* [Tarea a realizar] Devuelve sin ningún cambio el fragmento del texto sobre el basural que comienza en "Joana Enrique, de" y termina en "de Open Door.".

* [Texto]
□ □ □ □ □ □ □

Precaución, gente trabajando
Cáscaras de frutas podridas, suelas de calzados, recipientes que gotean líquidos vencidos, cajas de celulares, partes de juguetes, ropa deshilachada, escombros, frascos y bolsas rotas forman parte de este paisaje no deseado que se fue conformando desde fines de la década de los 70. Hoy, son 150 toneladas de basura que ingresan por día y se acumulan entre olores nauseabundos y vectores e insectos. A pocos metros hay cinco barrios populares. Sus habitantes hurgan de día y de noche en busca de materiales que faltan en las casas o que revenden por kilo en galponeros y centros de acopio.
Joana Enrique, de 22 años, es una de esas personas que ha vivido del basural, al que llegó casi de forma hereditaria. Vecina del barrio Santa Marta e integrante del Movimiento de Trabajadores Excluidos, sus ingresos diarios solían depender de los trabajos de recuperación de residuos plásticos, de cartón y chatarra que se juntan en el predio, de cuya cercanía tampoco escapan lugares más acomodados -como countries o barrios cerrados- ni el famoso pueblo del hospital psiquiátrico de Open Door.

□ □ □ □ □ □ □

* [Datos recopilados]
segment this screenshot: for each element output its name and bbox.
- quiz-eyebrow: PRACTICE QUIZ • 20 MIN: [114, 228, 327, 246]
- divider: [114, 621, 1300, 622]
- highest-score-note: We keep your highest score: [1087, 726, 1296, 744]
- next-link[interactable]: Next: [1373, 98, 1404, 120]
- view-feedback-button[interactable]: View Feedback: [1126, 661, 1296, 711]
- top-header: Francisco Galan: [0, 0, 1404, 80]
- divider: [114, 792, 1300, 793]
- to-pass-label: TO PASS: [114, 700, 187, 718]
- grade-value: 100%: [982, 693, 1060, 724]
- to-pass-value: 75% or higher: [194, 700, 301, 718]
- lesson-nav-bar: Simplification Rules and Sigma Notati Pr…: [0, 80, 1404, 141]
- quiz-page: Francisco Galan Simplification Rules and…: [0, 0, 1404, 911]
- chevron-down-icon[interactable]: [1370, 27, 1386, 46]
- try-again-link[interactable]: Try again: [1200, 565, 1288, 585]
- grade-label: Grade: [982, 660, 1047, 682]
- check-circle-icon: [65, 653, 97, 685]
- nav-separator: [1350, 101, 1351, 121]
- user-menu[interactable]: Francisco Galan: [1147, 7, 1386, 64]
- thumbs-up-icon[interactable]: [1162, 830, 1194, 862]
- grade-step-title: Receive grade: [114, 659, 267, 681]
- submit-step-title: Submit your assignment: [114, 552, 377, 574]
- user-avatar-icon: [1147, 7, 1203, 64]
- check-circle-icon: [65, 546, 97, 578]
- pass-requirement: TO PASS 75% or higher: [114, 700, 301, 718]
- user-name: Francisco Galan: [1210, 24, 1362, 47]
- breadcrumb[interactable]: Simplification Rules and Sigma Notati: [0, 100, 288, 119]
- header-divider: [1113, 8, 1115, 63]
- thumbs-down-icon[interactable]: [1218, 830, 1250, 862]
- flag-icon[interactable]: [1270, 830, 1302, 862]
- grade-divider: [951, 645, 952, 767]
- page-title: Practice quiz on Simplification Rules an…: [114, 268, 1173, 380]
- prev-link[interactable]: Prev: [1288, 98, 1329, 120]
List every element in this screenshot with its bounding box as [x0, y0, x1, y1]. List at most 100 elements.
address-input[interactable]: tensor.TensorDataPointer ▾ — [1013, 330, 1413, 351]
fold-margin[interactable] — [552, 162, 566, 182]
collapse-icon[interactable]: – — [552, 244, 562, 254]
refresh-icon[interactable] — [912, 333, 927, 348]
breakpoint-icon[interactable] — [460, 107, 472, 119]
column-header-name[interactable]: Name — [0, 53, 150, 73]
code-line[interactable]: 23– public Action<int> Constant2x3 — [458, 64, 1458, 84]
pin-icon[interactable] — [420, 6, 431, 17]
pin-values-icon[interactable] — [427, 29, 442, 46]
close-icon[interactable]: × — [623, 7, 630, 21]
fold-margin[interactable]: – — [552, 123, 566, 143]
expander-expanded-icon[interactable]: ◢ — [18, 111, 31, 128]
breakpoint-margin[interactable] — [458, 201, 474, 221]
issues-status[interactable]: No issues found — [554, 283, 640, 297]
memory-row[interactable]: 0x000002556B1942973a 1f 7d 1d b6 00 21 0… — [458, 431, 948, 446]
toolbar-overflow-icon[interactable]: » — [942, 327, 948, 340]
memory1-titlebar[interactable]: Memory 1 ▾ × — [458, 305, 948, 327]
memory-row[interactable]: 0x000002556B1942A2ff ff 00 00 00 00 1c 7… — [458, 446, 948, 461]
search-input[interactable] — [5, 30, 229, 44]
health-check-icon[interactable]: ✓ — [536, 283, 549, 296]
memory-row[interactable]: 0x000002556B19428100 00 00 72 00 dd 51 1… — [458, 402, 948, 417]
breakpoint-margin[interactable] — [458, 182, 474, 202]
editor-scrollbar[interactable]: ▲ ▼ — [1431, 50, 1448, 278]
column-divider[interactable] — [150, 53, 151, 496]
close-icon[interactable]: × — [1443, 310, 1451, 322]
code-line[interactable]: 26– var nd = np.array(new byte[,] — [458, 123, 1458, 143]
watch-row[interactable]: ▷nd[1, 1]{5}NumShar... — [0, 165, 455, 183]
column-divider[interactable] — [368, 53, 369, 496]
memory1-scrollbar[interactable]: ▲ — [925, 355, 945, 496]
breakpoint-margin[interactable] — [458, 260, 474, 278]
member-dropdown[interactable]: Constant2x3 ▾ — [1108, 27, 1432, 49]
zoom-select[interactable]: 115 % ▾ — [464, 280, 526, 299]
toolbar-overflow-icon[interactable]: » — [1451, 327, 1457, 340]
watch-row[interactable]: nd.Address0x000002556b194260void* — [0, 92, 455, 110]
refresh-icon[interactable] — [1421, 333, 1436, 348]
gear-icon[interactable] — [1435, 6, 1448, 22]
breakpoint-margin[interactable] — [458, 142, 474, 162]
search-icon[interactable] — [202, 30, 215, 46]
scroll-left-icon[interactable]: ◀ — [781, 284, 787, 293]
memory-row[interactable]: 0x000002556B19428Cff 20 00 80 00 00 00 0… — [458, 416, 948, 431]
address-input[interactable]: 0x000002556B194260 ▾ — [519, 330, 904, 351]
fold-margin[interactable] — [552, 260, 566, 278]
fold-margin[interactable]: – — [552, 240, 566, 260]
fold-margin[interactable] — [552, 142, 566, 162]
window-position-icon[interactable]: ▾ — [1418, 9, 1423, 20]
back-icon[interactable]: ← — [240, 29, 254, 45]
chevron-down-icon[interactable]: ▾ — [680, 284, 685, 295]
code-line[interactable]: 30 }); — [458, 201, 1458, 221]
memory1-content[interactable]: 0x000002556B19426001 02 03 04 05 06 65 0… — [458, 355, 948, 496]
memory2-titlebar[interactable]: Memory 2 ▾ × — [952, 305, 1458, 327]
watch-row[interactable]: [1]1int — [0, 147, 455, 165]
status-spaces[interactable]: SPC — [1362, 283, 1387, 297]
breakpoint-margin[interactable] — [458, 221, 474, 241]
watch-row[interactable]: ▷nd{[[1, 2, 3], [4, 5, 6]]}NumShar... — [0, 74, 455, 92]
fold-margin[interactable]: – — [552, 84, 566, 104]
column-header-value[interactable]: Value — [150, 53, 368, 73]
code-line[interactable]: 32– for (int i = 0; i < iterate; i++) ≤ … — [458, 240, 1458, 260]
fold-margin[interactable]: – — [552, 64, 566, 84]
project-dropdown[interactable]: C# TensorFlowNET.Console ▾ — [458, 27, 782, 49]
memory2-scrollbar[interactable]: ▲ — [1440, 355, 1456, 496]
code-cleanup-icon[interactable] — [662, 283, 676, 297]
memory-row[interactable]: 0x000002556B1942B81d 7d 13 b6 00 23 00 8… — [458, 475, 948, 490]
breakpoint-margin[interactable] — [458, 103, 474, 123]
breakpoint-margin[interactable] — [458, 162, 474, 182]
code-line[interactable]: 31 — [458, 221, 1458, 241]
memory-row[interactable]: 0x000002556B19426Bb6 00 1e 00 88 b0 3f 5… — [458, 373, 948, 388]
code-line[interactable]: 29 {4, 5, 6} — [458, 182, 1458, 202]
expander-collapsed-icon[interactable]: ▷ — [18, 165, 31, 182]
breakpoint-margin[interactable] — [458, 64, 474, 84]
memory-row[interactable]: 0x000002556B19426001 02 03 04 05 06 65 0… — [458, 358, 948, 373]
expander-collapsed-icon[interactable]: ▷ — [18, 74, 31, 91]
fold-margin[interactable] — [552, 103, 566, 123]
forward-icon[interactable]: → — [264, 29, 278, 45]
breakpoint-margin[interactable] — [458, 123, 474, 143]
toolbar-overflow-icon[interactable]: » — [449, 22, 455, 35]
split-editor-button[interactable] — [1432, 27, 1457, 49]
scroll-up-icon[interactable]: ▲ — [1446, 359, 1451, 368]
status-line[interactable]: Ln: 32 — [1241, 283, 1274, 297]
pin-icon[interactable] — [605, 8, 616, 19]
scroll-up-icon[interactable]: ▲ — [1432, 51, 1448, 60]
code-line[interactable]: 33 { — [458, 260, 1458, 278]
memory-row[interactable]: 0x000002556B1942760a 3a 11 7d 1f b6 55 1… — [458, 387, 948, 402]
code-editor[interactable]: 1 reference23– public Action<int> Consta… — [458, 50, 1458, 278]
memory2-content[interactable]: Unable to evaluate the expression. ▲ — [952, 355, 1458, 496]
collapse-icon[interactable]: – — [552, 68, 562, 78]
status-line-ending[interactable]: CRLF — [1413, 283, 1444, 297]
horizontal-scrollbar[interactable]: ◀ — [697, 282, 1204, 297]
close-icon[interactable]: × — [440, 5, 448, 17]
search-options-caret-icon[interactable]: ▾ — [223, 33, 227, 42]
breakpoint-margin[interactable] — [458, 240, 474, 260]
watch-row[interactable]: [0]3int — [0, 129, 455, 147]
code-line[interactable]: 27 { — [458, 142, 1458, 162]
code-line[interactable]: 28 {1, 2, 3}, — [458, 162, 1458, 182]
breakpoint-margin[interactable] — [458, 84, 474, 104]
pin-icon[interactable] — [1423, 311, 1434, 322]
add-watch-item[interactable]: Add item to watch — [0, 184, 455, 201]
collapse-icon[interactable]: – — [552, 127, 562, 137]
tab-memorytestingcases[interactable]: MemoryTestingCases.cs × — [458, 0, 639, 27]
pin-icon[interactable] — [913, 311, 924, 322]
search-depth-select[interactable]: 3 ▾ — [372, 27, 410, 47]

□ □ □ □ □ □ □

* [Respuesta del ejercicio]
Joana Enrique, de 22 años, es una de esas personas que ha vivido del basural, al que llegó casi de forma hereditaria. Vecina del barrio Santa Marta e integrante del Movimiento de Trabajadores Excluidos, sus ingresos diarios solían depender de los trabajos de recuperación de residuos plásticos, de cartón y chatarra que se juntan en el predio, de cuya cercanía tampoco escapan lugares más acomodados -como countries o barrios cerrados- ni el famoso pueblo del hospital psiquiátrico de Open Door.